(Recorded data)
* BEGIN *
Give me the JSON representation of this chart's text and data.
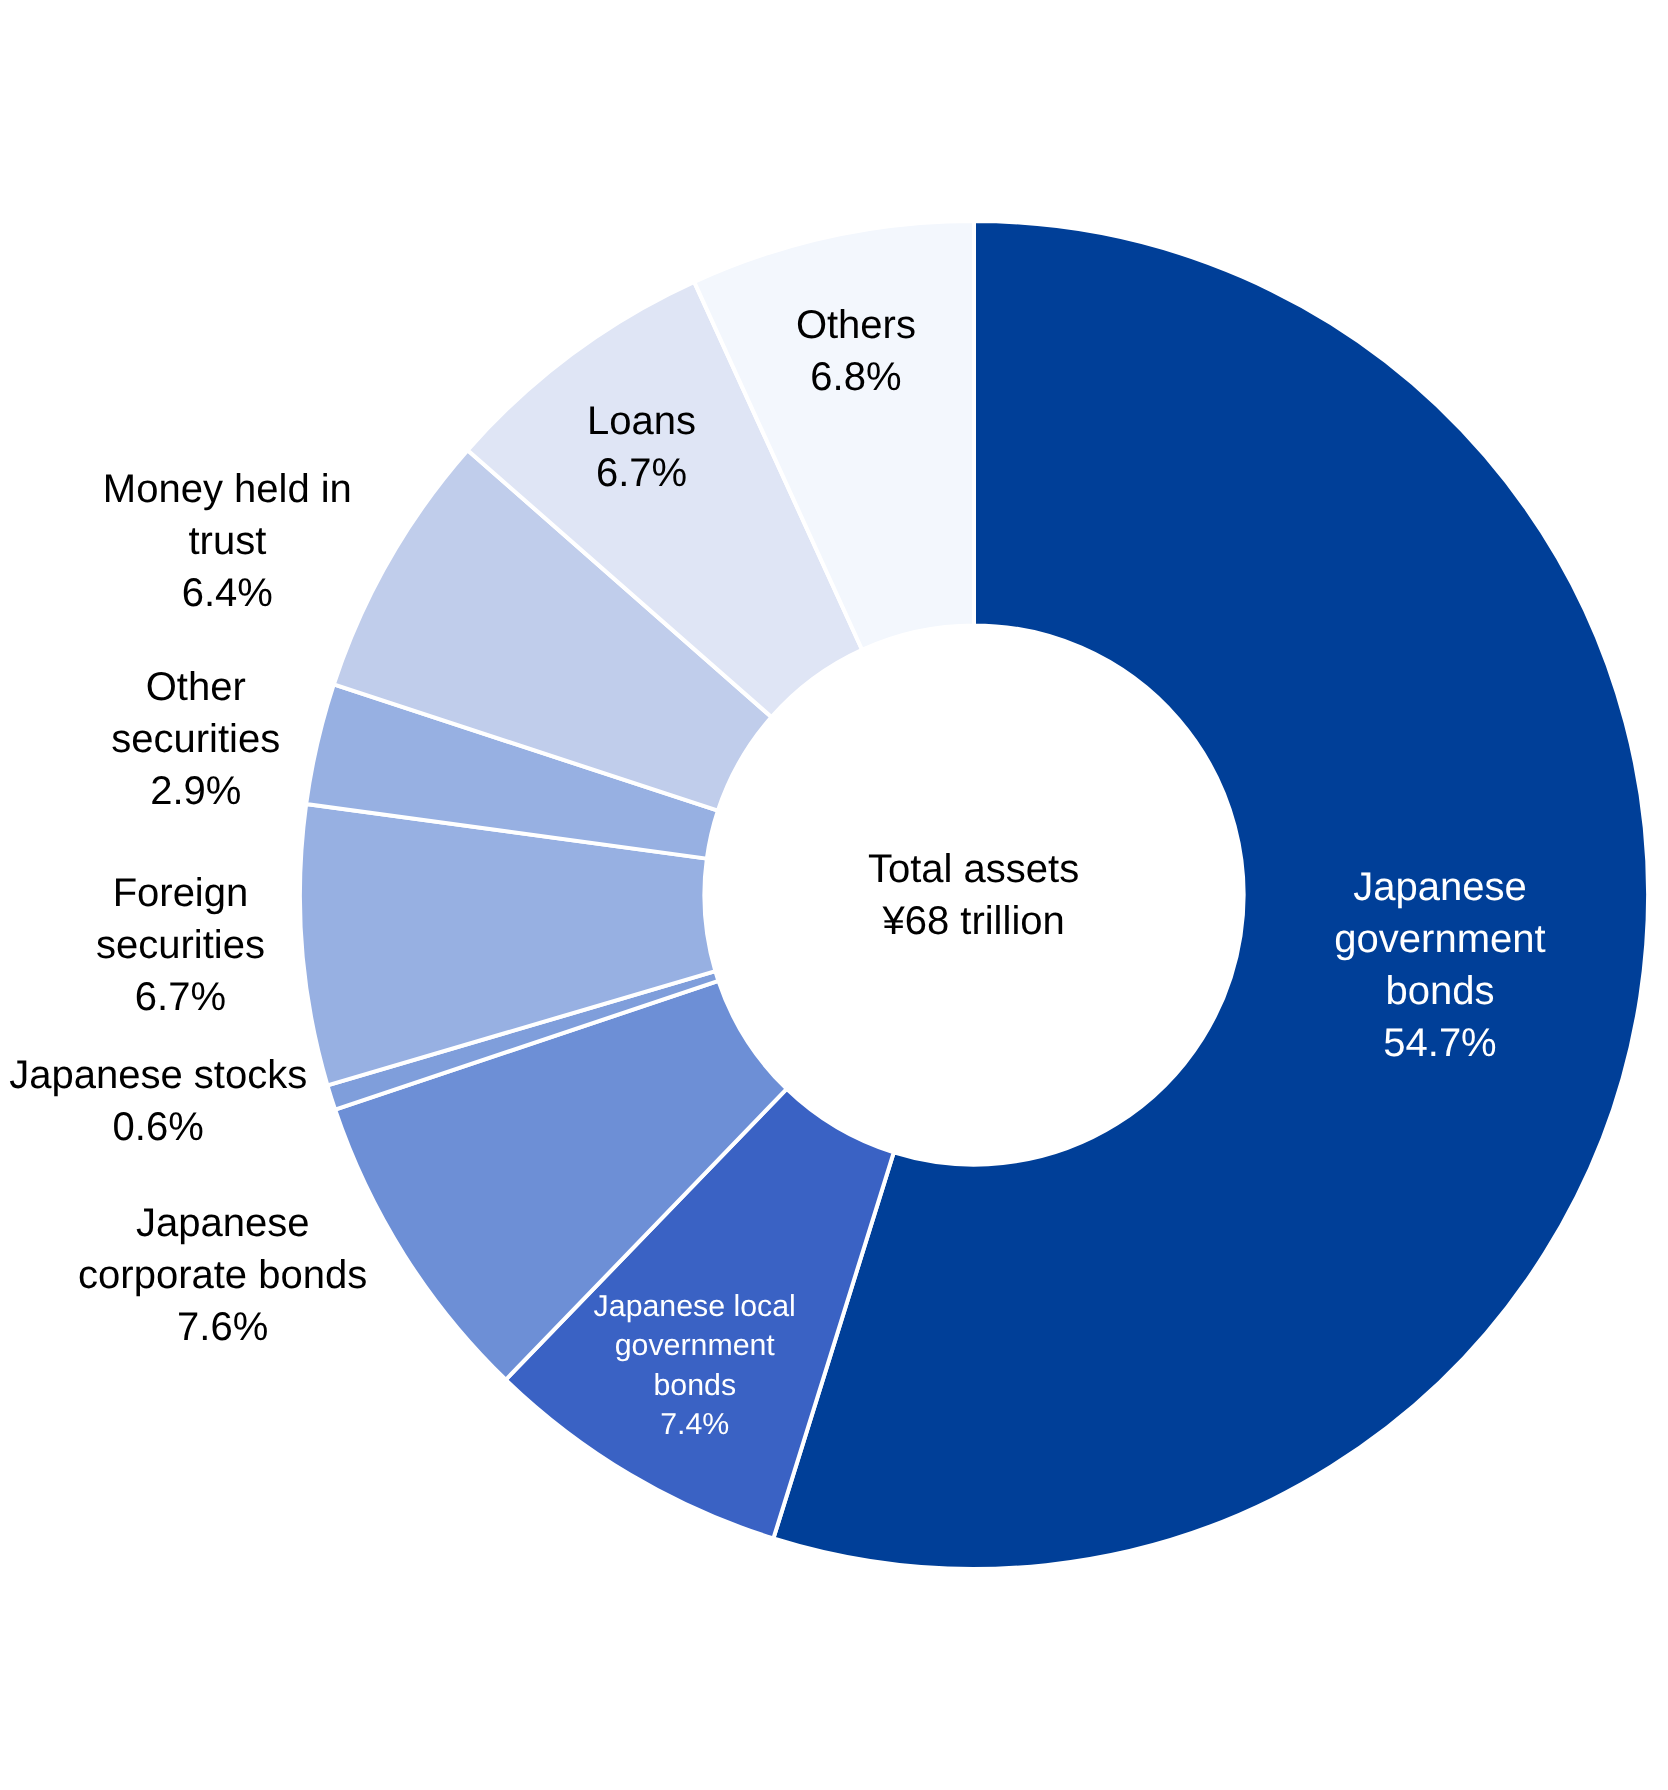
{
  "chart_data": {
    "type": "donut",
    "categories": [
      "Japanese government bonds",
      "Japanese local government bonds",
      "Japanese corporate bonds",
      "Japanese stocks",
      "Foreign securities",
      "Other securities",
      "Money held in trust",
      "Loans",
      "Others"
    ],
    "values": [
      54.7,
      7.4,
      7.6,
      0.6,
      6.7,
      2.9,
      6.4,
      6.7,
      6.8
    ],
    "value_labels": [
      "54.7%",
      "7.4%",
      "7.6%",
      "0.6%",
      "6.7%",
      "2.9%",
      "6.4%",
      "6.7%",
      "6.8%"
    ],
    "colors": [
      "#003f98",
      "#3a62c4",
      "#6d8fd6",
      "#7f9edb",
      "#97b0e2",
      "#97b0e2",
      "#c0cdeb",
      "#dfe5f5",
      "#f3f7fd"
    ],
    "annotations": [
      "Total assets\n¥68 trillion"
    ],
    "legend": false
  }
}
* END *
Exercise directions = Output each line exactly; omit every picture.

Completed exercise =
Give me the JSON representation of this chart's text and data.
{
  "chart_data": {
    "type": "donut",
    "categories": [
      "Japanese government bonds",
      "Japanese local government bonds",
      "Japanese corporate bonds",
      "Japanese stocks",
      "Foreign securities",
      "Other securities",
      "Money held in trust",
      "Loans",
      "Others"
    ],
    "values": [
      54.7,
      7.4,
      7.6,
      0.6,
      6.7,
      2.9,
      6.4,
      6.7,
      6.8
    ],
    "value_labels": [
      "54.7%",
      "7.4%",
      "7.6%",
      "0.6%",
      "6.7%",
      "2.9%",
      "6.4%",
      "6.7%",
      "6.8%"
    ],
    "colors": [
      "#003f98",
      "#3a62c4",
      "#6d8fd6",
      "#7f9edb",
      "#97b0e2",
      "#97b0e2",
      "#c0cdeb",
      "#dfe5f5",
      "#f3f7fd"
    ],
    "annotations": [
      "Total assets\n¥68 trillion"
    ],
    "legend": false
  }
}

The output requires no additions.